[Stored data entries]
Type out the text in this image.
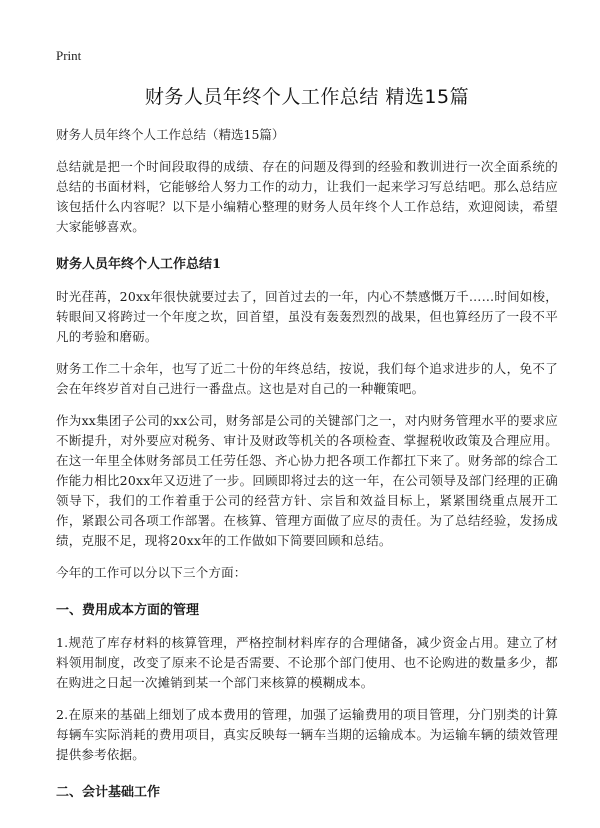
Print
财务人员年终个人工作总结 精选15篇
财务人员年终个人工作总结（精选15篇）

总结就是把一个时间段取得的成绩、存在的问题及得到的经验和教训进行一次全面系统的总结的书面材料，它能够给人努力工作的动力，让我们一起来学习写总结吧。那么总结应该包括什么内容呢？以下是小编精心整理的财务人员年终个人工作总结，欢迎阅读，希望大家能够喜欢。

财务人员年终个人工作总结1

时光荏苒，20xx年很快就要过去了，回首过去的一年，内心不禁感慨万千……时间如梭，转眼间又将跨过一个年度之坎，回首望，虽没有轰轰烈烈的战果，但也算经历了一段不平凡的考验和磨砺。

财务工作二十余年，也写了近二十份的年终总结，按说，我们每个追求进步的人，免不了会在年终岁首对自己进行一番盘点。这也是对自己的一种鞭策吧。

作为xx集团子公司的xx公司，财务部是公司的关键部门之一，对内财务管理水平的要求应不断提升，对外要应对税务、审计及财政等机关的各项检查、掌握税收政策及合理应用。在这一年里全体财务部员工任劳任怨、齐心协力把各项工作都扛下来了。财务部的综合工作能力相比20xx年又迈进了一步。回顾即将过去的这一年，在公司领导及部门经理的正确领导下，我们的工作着重于公司的经营方针、宗旨和效益目标上，紧紧围绕重点展开工作，紧跟公司各项工作部署。在核算、管理方面做了应尽的责任。为了总结经验，发扬成绩，克服不足，现将20xx年的工作做如下简要回顾和总结。

今年的工作可以分以下三个方面：

一、费用成本方面的管理

1.规范了库存材料的核算管理，严格控制材料库存的合理储备，减少资金占用。建立了材料领用制度，改变了原来不论是否需要、不论那个部门使用、也不论购进的数量多少，都在购进之日起一次摊销到某一个部门来核算的模糊成本。

2.在原来的基础上细划了成本费用的管理，加强了运输费用的项目管理，分门别类的计算每辆车实际消耗的费用项目，真实反映每一辆车当期的运输成本。为运输车辆的绩效管理提供参考依据。

二、会计基础工作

• [TASK TO COMPLETE]:
Write out all the entries exactly, except for the pictures.

• [FINISHED ANSWER]:
Type out the text in this image.
Print
财务人员年终个人工作总结 精选15篇
财务人员年终个人工作总结（精选15篇）

总结就是把一个时间段取得的成绩、存在的问题及得到的经验和教训进行一次全面系统的总结的书面材料，它能够给人努力工作的动力，让我们一起来学习写总结吧。那么总结应该包括什么内容呢？以下是小编精心整理的财务人员年终个人工作总结，欢迎阅读，希望大家能够喜欢。

财务人员年终个人工作总结1

时光荏苒，20xx年很快就要过去了，回首过去的一年，内心不禁感慨万千……时间如梭，转眼间又将跨过一个年度之坎，回首望，虽没有轰轰烈烈的战果，但也算经历了一段不平凡的考验和磨砺。

财务工作二十余年，也写了近二十份的年终总结，按说，我们每个追求进步的人，免不了会在年终岁首对自己进行一番盘点。这也是对自己的一种鞭策吧。

作为xx集团子公司的xx公司，财务部是公司的关键部门之一，对内财务管理水平的要求应不断提升，对外要应对税务、审计及财政等机关的各项检查、掌握税收政策及合理应用。在这一年里全体财务部员工任劳任怨、齐心协力把各项工作都扛下来了。财务部的综合工作能力相比20xx年又迈进了一步。回顾即将过去的这一年，在公司领导及部门经理的正确领导下，我们的工作着重于公司的经营方针、宗旨和效益目标上，紧紧围绕重点展开工作，紧跟公司各项工作部署。在核算、管理方面做了应尽的责任。为了总结经验，发扬成绩，克服不足，现将20xx年的工作做如下简要回顾和总结。

今年的工作可以分以下三个方面：

一、费用成本方面的管理

1.规范了库存材料的核算管理，严格控制材料库存的合理储备，减少资金占用。建立了材料领用制度，改变了原来不论是否需要、不论那个部门使用、也不论购进的数量多少，都在购进之日起一次摊销到某一个部门来核算的模糊成本。

2.在原来的基础上细划了成本费用的管理，加强了运输费用的项目管理，分门别类的计算每辆车实际消耗的费用项目，真实反映每一辆车当期的运输成本。为运输车辆的绩效管理提供参考依据。

二、会计基础工作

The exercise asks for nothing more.